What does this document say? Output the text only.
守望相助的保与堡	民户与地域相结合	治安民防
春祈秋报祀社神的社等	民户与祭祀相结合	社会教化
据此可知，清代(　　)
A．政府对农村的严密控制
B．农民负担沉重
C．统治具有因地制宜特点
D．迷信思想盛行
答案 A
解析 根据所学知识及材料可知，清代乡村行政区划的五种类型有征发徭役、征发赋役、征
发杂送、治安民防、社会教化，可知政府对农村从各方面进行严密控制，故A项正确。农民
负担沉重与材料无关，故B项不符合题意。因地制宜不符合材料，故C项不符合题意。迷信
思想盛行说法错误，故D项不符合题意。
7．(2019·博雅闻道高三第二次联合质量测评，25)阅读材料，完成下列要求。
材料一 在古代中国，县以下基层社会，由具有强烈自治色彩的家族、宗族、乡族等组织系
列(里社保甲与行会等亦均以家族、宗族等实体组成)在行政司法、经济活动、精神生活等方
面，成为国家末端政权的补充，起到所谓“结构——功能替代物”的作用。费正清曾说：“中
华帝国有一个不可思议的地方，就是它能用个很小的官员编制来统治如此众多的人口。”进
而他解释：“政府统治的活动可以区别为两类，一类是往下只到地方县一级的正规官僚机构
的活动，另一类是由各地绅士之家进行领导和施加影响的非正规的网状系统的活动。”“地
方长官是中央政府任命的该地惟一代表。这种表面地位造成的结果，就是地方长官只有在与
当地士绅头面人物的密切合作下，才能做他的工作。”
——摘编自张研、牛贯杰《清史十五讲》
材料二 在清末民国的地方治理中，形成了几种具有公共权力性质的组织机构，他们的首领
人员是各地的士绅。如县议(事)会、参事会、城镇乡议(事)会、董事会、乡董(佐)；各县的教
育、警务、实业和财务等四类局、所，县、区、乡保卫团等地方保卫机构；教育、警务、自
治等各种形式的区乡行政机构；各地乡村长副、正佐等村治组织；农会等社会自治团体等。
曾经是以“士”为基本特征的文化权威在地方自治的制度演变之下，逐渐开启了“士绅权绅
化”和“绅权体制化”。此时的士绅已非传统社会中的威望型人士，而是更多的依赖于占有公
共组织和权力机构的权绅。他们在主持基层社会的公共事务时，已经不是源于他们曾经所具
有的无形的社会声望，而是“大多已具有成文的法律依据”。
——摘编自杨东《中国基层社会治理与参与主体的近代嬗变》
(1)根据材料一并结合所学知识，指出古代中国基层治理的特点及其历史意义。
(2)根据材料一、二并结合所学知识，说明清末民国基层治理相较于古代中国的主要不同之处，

• • • • • • •

What needs to be done
Print out every entry, keeping each one exact.

Response to the exercise
What does this document say? Output the text only.
守望相助的保与堡	民户与地域相结合	治安民防
春祈秋报祀社神的社等	民户与祭祀相结合	社会教化
据此可知，清代(　　)
A．政府对农村的严密控制
B．农民负担沉重
C．统治具有因地制宜特点
D．迷信思想盛行
答案 A
解析 根据所学知识及材料可知，清代乡村行政区划的五种类型有征发徭役、征发赋役、征
发杂送、治安民防、社会教化，可知政府对农村从各方面进行严密控制，故A项正确。农民
负担沉重与材料无关，故B项不符合题意。因地制宜不符合材料，故C项不符合题意。迷信
思想盛行说法错误，故D项不符合题意。
7．(2019·博雅闻道高三第二次联合质量测评，25)阅读材料，完成下列要求。
材料一 在古代中国，县以下基层社会，由具有强烈自治色彩的家族、宗族、乡族等组织系
列(里社保甲与行会等亦均以家族、宗族等实体组成)在行政司法、经济活动、精神生活等方
面，成为国家末端政权的补充，起到所谓“结构——功能替代物”的作用。费正清曾说：“中
华帝国有一个不可思议的地方，就是它能用个很小的官员编制来统治如此众多的人口。”进
而他解释：“政府统治的活动可以区别为两类，一类是往下只到地方县一级的正规官僚机构
的活动，另一类是由各地绅士之家进行领导和施加影响的非正规的网状系统的活动。”“地
方长官是中央政府任命的该地惟一代表。这种表面地位造成的结果，就是地方长官只有在与
当地士绅头面人物的密切合作下，才能做他的工作。”
——摘编自张研、牛贯杰《清史十五讲》
材料二 在清末民国的地方治理中，形成了几种具有公共权力性质的组织机构，他们的首领
人员是各地的士绅。如县议(事)会、参事会、城镇乡议(事)会、董事会、乡董(佐)；各县的教
育、警务、实业和财务等四类局、所，县、区、乡保卫团等地方保卫机构；教育、警务、自
治等各种形式的区乡行政机构；各地乡村长副、正佐等村治组织；农会等社会自治团体等。
曾经是以“士”为基本特征的文化权威在地方自治的制度演变之下，逐渐开启了“士绅权绅
化”和“绅权体制化”。此时的士绅已非传统社会中的威望型人士，而是更多的依赖于占有公
共组织和权力机构的权绅。他们在主持基层社会的公共事务时，已经不是源于他们曾经所具
有的无形的社会声望，而是“大多已具有成文的法律依据”。
——摘编自杨东《中国基层社会治理与参与主体的近代嬗变》
(1)根据材料一并结合所学知识，指出古代中国基层治理的特点及其历史意义。
(2)根据材料一、二并结合所学知识，说明清末民国基层治理相较于古代中国的主要不同之处，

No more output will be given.